Gather every line of the entries that includes the word "hàng".

═══ RECORDS SUPPLIED

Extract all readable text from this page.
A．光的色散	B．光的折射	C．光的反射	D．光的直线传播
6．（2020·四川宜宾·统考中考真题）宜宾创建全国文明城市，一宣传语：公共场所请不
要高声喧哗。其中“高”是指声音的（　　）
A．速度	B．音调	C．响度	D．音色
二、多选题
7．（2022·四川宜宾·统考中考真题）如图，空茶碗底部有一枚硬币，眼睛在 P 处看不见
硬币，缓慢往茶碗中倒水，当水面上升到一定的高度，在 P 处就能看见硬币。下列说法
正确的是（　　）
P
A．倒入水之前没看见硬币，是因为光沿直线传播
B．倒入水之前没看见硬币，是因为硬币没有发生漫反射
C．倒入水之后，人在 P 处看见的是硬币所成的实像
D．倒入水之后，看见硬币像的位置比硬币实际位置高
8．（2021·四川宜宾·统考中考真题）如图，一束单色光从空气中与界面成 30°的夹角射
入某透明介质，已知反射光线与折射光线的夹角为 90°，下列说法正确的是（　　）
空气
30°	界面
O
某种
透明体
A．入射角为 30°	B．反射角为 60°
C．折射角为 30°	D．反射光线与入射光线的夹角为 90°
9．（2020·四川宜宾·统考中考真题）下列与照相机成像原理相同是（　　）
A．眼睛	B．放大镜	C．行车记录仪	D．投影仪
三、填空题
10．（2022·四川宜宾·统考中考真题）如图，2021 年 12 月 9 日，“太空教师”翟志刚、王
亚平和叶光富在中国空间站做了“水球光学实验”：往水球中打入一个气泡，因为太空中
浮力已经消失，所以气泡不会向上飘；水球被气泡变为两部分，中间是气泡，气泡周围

══════
═══ RECORDS SUPPLIED

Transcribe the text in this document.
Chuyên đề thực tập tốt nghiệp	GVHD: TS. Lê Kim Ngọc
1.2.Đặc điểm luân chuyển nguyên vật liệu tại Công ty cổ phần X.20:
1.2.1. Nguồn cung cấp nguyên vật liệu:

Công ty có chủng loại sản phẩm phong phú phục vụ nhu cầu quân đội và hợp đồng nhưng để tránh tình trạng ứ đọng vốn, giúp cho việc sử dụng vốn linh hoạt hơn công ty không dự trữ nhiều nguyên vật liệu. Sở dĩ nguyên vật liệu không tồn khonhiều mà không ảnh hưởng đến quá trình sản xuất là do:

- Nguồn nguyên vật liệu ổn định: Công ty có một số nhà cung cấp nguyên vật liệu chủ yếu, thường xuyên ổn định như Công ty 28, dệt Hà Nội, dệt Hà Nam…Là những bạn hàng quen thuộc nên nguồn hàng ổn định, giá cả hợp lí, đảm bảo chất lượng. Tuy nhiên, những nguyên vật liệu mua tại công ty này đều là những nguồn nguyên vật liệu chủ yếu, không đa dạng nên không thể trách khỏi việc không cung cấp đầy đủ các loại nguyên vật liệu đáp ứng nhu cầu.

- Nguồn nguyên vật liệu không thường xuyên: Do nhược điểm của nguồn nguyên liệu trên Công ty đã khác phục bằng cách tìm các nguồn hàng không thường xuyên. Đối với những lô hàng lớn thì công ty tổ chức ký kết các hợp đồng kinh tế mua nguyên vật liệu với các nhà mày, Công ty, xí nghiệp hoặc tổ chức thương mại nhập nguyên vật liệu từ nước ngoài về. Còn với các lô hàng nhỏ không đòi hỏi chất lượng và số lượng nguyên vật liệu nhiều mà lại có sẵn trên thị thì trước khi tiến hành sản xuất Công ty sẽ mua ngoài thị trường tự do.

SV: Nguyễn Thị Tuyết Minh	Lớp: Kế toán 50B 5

══════

> [IN RESPONSE]:
- Nguồn nguyên vật liệu ổn định: Công ty có một số nhà cung cấp nguyên vật liệu chủ yếu, thường xuyên ổn định như Công ty 28, dệt Hà Nội, dệt Hà Nam…Là những bạn hàng quen thuộc nên nguồn hàng ổn định, giá cả hợp lí, đảm bảo chất lượng. Tuy nhiên, những nguyên vật liệu mua tại công ty này đều là những nguồn nguyên vật liệu chủ yếu, không đa dạng nên không thể trách khỏi việc không cung cấp đầy đủ các loại nguyên vật liệu đáp ứng nhu cầu.
- Nguồn nguyên vật liệu không thường xuyên: Do nhược điểm của nguồn nguyên liệu trên Công ty đã khác phục bằng cách tìm các nguồn hàng không thường xuyên. Đối với những lô hàng lớn thì công ty tổ chức ký kết các hợp đồng kinh tế mua nguyên vật liệu với các nhà mày, Công ty, xí nghiệp hoặc tổ chức thương mại nhập nguyên vật liệu từ nước ngoài về. Còn với các lô hàng nhỏ không đòi hỏi chất lượng và số lượng nguyên vật liệu nhiều mà lại có sẵn trên thị thì trước khi tiến hành sản xuất Công ty sẽ mua ngoài thị trường tự do.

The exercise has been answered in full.